Data to use:
──────────────────────────────
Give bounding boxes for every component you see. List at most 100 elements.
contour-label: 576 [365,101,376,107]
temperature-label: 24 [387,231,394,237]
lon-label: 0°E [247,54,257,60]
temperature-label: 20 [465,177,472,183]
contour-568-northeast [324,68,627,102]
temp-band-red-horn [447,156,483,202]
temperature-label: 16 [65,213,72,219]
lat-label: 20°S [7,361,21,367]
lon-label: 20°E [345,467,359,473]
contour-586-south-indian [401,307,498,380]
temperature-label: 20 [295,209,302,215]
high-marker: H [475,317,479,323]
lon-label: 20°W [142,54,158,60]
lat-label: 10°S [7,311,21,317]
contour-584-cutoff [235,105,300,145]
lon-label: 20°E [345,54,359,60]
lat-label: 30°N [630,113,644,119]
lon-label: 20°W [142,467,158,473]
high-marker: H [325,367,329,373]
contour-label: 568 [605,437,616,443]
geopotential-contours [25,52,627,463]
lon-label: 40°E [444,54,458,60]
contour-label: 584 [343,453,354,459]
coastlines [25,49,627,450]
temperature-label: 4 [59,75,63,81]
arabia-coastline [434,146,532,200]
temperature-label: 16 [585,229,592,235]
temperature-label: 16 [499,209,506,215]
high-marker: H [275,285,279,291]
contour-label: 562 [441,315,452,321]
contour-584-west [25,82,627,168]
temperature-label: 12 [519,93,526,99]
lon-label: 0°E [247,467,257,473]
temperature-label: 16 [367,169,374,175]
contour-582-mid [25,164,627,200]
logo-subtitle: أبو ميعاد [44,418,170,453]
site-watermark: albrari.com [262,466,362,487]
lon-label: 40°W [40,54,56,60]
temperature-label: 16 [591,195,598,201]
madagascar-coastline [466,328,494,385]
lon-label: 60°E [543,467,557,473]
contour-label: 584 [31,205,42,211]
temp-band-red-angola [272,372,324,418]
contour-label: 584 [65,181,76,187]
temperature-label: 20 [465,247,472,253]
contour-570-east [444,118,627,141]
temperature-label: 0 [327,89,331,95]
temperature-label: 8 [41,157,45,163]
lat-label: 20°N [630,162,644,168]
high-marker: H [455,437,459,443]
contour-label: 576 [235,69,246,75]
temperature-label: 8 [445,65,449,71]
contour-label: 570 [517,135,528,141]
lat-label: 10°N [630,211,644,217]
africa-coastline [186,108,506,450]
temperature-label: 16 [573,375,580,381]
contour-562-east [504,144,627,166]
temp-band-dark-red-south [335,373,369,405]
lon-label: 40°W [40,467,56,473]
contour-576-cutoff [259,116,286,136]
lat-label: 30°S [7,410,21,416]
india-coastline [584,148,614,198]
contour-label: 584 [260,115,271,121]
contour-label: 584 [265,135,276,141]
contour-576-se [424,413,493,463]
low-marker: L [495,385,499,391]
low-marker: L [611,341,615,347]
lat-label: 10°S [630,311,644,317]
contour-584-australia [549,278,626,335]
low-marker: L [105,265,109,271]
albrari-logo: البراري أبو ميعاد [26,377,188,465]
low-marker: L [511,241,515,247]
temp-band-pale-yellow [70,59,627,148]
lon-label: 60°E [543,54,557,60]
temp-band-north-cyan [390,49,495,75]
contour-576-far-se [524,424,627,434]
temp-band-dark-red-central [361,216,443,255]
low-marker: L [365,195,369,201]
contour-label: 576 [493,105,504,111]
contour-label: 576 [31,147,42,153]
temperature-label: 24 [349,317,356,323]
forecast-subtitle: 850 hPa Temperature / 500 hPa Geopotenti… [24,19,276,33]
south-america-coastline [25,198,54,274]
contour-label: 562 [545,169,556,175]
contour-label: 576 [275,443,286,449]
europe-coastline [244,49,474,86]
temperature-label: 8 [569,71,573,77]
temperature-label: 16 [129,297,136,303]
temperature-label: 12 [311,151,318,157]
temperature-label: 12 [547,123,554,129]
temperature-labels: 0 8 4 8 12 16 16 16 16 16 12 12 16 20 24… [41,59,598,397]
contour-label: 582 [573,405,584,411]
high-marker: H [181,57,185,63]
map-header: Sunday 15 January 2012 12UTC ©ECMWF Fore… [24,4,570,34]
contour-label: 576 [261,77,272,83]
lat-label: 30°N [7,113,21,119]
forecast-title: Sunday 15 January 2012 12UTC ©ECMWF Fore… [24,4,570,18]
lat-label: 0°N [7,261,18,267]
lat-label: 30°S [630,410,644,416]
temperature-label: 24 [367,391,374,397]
──────────────────────────────
Stated task: Express the records as a Markdown table with the columns Row and Line, covering only the lines from the first line through the line containing "contour-568-northeast [324,68,627,102]", inclusive. Number each row and omit blank lines.

Correct result:
| Row | Line |
|---|---|
| 1 | Give bounding boxes for every component you see. List at most 100 elements. |
| 2 | contour-label: 576 [365,101,376,107] |
| 3 | temperature-label: 24 [387,231,394,237] |
| 4 | lon-label: 0°E [247,54,257,60] |
| 5 | temperature-label: 20 [465,177,472,183] |
| 6 | contour-568-northeast [324,68,627,102] |